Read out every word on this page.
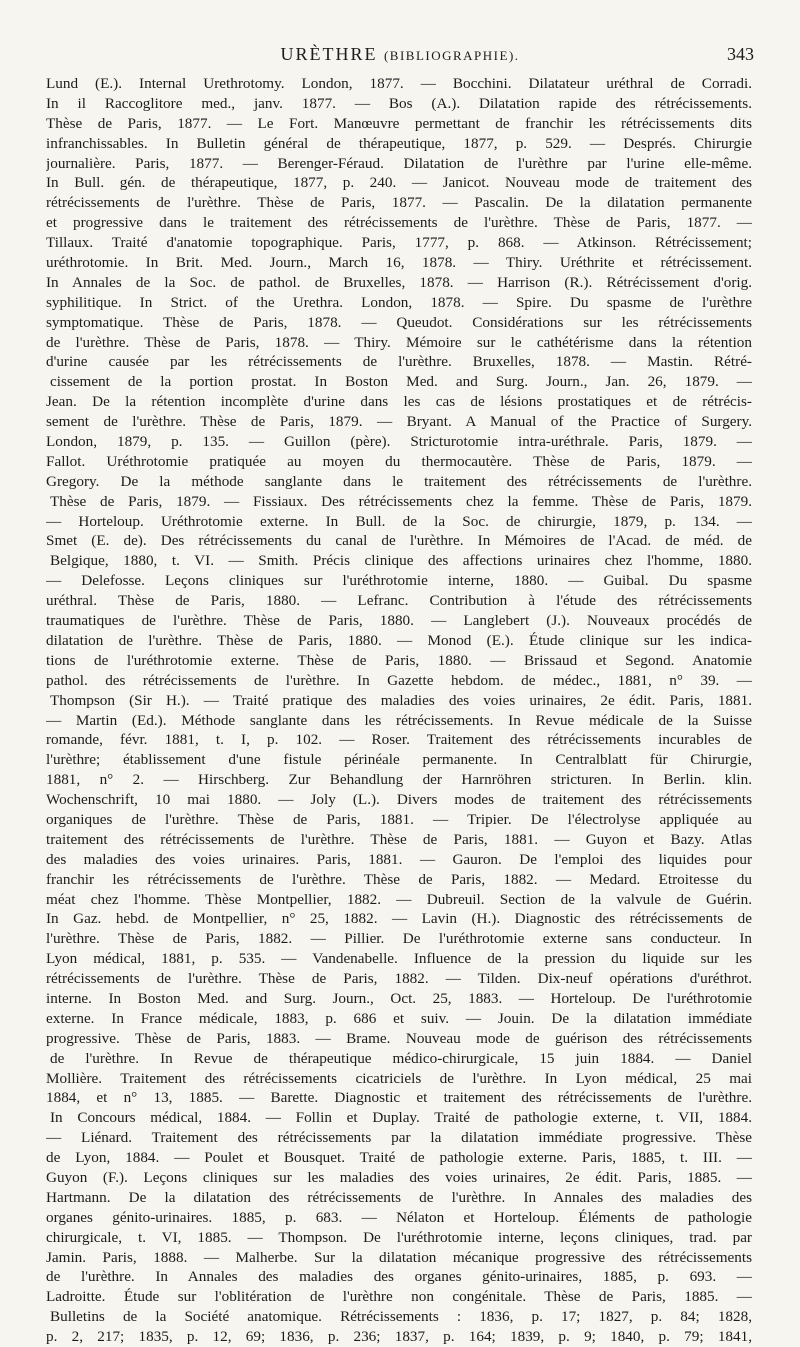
URÈTHRE (BIBLIOGRAPHIE).	343
Lund (E.). Internal Urethrotomy. London, 1877. — Bocchini. Dilatateur uréthral de Corradi.
In il Raccoglitore med., janv. 1877. — Bos (A.). Dilatation rapide des rétrécissements.
Thèse de Paris, 1877. — Le Fort. Manœuvre permettant de franchir les rétrécissements dits
infranchissables. In Bulletin général de thérapeutique, 1877, p. 529. — Després. Chirurgie
journalière. Paris, 1877. — Berenger-Féraud. Dilatation de l'urèthre par l'urine elle-même.
In Bull. gén. de thérapeutique, 1877, p. 240. — Janicot. Nouveau mode de traitement des
rétrécissements de l'urèthre. Thèse de Paris, 1877. — Pascalin. De la dilatation permanente
et progressive dans le traitement des rétrécissements de l'urèthre. Thèse de Paris, 1877. —
Tillaux. Traité d'anatomie topographique. Paris, 1777, p. 868. — Atkinson. Rétrécissement;
uréthrotomie. In Brit. Med. Journ., March 16, 1878. — Thiry. Uréthrite et rétrécissement.
In Annales de la Soc. de pathol. de Bruxelles, 1878. — Harrison (R.). Rétrécissement d'orig.
syphilitique. In Strict. of the Urethra. London, 1878. — Spire. Du spasme de l'urèthre
symptomatique. Thèse de Paris, 1878. — Queudot. Considérations sur les rétrécissements
de l'urèthre. Thèse de Paris, 1878. — Thiry. Mémoire sur le cathétérisme dans la rétention
d'urine causée par les rétrécissements de l'urèthre. Bruxelles, 1878. — Mastin. Rétré-
cissement de la portion prostat. In Boston Med. and Surg. Journ., Jan. 26, 1879. —
Jean. De la rétention incomplète d'urine dans les cas de lésions prostatiques et de rétrécis-
sement de l'urèthre. Thèse de Paris, 1879. — Bryant. A Manual of the Practice of Surgery.
London, 1879, p. 135. — Guillon (père). Stricturotomie intra-uréthrale. Paris, 1879. —
Fallot. Uréthrotomie pratiquée au moyen du thermocautère. Thèse de Paris, 1879. —
Gregory. De la méthode sanglante dans le traitement des rétrécissements de l'urèthre.
Thèse de Paris, 1879. — Fissiaux. Des rétrécissements chez la femme. Thèse de Paris, 1879.
— Horteloup. Uréthrotomie externe. In Bull. de la Soc. de chirurgie, 1879, p. 134. —
Smet (E. de). Des rétrécissements du canal de l'urèthre. In Mémoires de l'Acad. de méd. de
Belgique, 1880, t. VI. — Smith. Précis clinique des affections urinaires chez l'homme, 1880.
— Delefosse. Leçons cliniques sur l'uréthrotomie interne, 1880. — Guibal. Du spasme
uréthral. Thèse de Paris, 1880. — Lefranc. Contribution à l'étude des rétrécissements
traumatiques de l'urèthre. Thèse de Paris, 1880. — Langlebert (J.). Nouveaux procédés de
dilatation de l'urèthre. Thèse de Paris, 1880. — Monod (E.). Étude clinique sur les indica-
tions de l'uréthrotomie externe. Thèse de Paris, 1880. — Brissaud et Segond. Anatomie
pathol. des rétrécissements de l'urèthre. In Gazette hebdom. de médec., 1881, n° 39. —
Thompson (Sir H.). — Traité pratique des maladies des voies urinaires, 2e édit. Paris, 1881.
— Martin (Ed.). Méthode sanglante dans les rétrécissements. In Revue médicale de la Suisse
romande, févr. 1881, t. I, p. 102. — Roser. Traitement des rétrécissements incurables de
l'urèthre; établissement d'une fistule périnéale permanente. In Centralblatt für Chirurgie,
1881, n° 2. — Hirschberg. Zur Behandlung der Harnröhren stricturen. In Berlin. klin.
Wochenschrift, 10 mai 1880. — Joly (L.). Divers modes de traitement des rétrécissements
organiques de l'urèthre. Thèse de Paris, 1881. — Tripier. De l'électrolyse appliquée au
traitement des rétrécissements de l'urèthre. Thèse de Paris, 1881. — Guyon et Bazy. Atlas
des maladies des voies urinaires. Paris, 1881. — Gauron. De l'emploi des liquides pour
franchir les rétrécissements de l'urèthre. Thèse de Paris, 1882. — Medard. Etroitesse du
méat chez l'homme. Thèse Montpellier, 1882. — Dubreuil. Section de la valvule de Guérin.
In Gaz. hebd. de Montpellier, n° 25, 1882. — Lavin (H.). Diagnostic des rétrécissements de
l'urèthre. Thèse de Paris, 1882. — Pillier. De l'uréthrotomie externe sans conducteur. In
Lyon médical, 1881, p. 535. — Vandenabelle. Influence de la pression du liquide sur les
rétrécissements de l'urèthre. Thèse de Paris, 1882. — Tilden. Dix-neuf opérations d'uréthrot.
interne. In Boston Med. and Surg. Journ., Oct. 25, 1883. — Horteloup. De l'uréthrotomie
externe. In France médicale, 1883, p. 686 et suiv. — Jouin. De la dilatation immédiate
progressive. Thèse de Paris, 1883. — Brame. Nouveau mode de guérison des rétrécissements
de l'urèthre. In Revue de thérapeutique médico-chirurgicale, 15 juin 1884. — Daniel
Mollière. Traitement des rétrécissements cicatriciels de l'urèthre. In Lyon médical, 25 mai
1884, et n° 13, 1885. — Barette. Diagnostic et traitement des rétrécissements de l'urèthre.
In Concours médical, 1884. — Follin et Duplay. Traité de pathologie externe, t. VII, 1884.
— Liénard. Traitement des rétrécissements par la dilatation immédiate progressive. Thèse
de Lyon, 1884. — Poulet et Bousquet. Traité de pathologie externe. Paris, 1885, t. III. —
Guyon (F.). Leçons cliniques sur les maladies des voies urinaires, 2e édit. Paris, 1885. —
Hartmann. De la dilatation des rétrécissements de l'urèthre. In Annales des maladies des
organes génito-urinaires. 1885, p. 683. — Nélaton et Horteloup. Éléments de pathologie
chirurgicale, t. VI, 1885. — Thompson. De l'uréthrotomie interne, leçons cliniques, trad. par
Jamin. Paris, 1888. — Malherbe. Sur la dilatation mécanique progressive des rétrécissements
de l'urèthre. In Annales des maladies des organes génito-urinaires, 1885, p. 693. —
Ladroitte. Étude sur l'oblitération de l'urèthre non congénitale. Thèse de Paris, 1885. —
Bulletins de la Société anatomique. Rétrécissements : 1836, p. 17; 1827, p. 84; 1828,
p. 2, 217; 1835, p. 12, 69; 1836, p. 236; 1837, p. 164; 1839, p. 9; 1840, p. 79; 1841,
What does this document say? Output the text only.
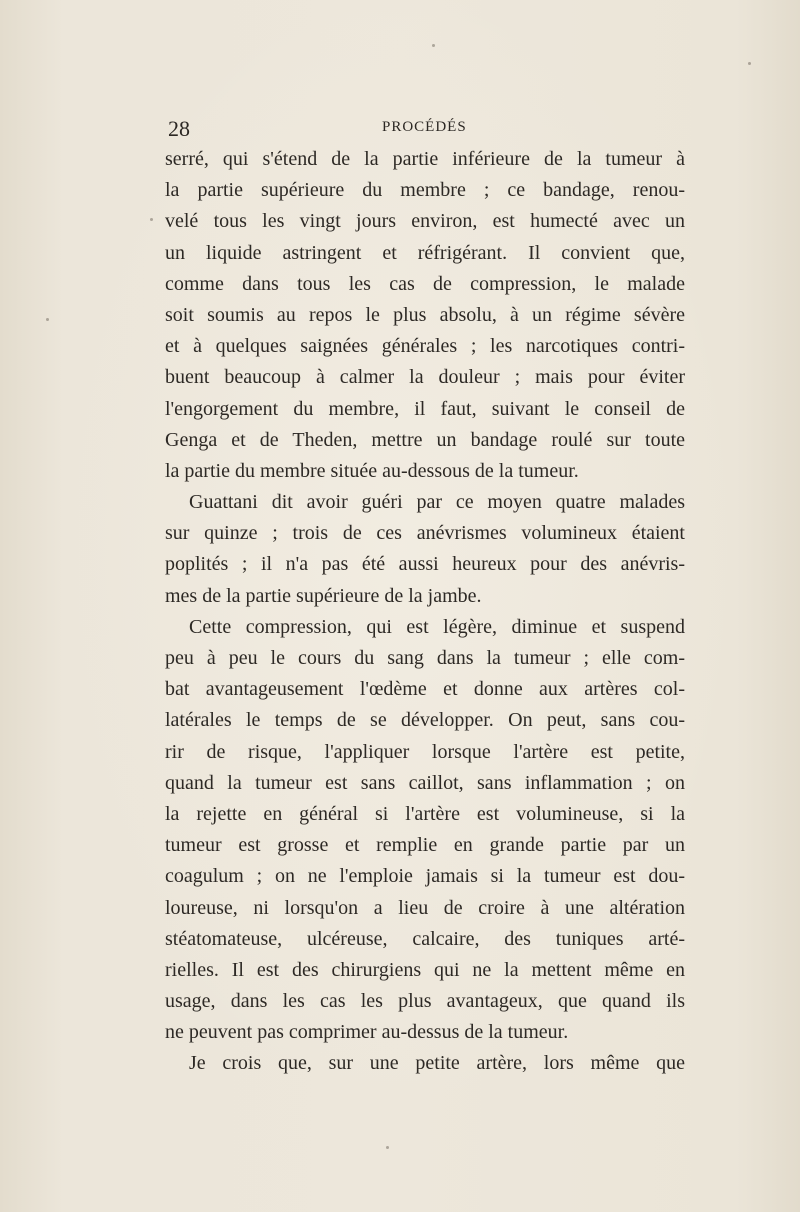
28	PROCÉDÉS
serré, qui s'étend de la partie inférieure de la tumeur à
la partie supérieure du membre ; ce bandage, renou-
velé tous les vingt jours environ, est humecté avec un
un liquide astringent et réfrigérant. Il convient que,
comme dans tous les cas de compression, le malade
soit soumis au repos le plus absolu, à un régime sévère
et à quelques saignées générales ; les narcotiques contri-
buent beaucoup à calmer la douleur ; mais pour éviter
l'engorgement du membre, il faut, suivant le conseil de
Genga et de Theden, mettre un bandage roulé sur toute
la partie du membre située au-dessous de la tumeur.
Guattani dit avoir guéri par ce moyen quatre malades
sur quinze ; trois de ces anévrismes volumineux étaient
poplités ; il n'a pas été aussi heureux pour des anévris-
mes de la partie supérieure de la jambe.
Cette compression, qui est légère, diminue et suspend
peu à peu le cours du sang dans la tumeur ; elle com-
bat avantageusement l'œdème et donne aux artères col-
latérales le temps de se développer. On peut, sans cou-
rir de risque, l'appliquer lorsque l'artère est petite,
quand la tumeur est sans caillot, sans inflammation ; on
la rejette en général si l'artère est volumineuse, si la
tumeur est grosse et remplie en grande partie par un
coagulum ; on ne l'emploie jamais si la tumeur est dou-
loureuse, ni lorsqu'on a lieu de croire à une altération
stéatomateuse, ulcéreuse, calcaire, des tuniques arté-
rielles. Il est des chirurgiens qui ne la mettent même en
usage, dans les cas les plus avantageux, que quand ils
ne peuvent pas comprimer au-dessus de la tumeur.
Je crois que, sur une petite artère, lors même que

> _Exercise goal_
Across the material above, count every line holding "Revue" and write down only the number.

> _Final result_
2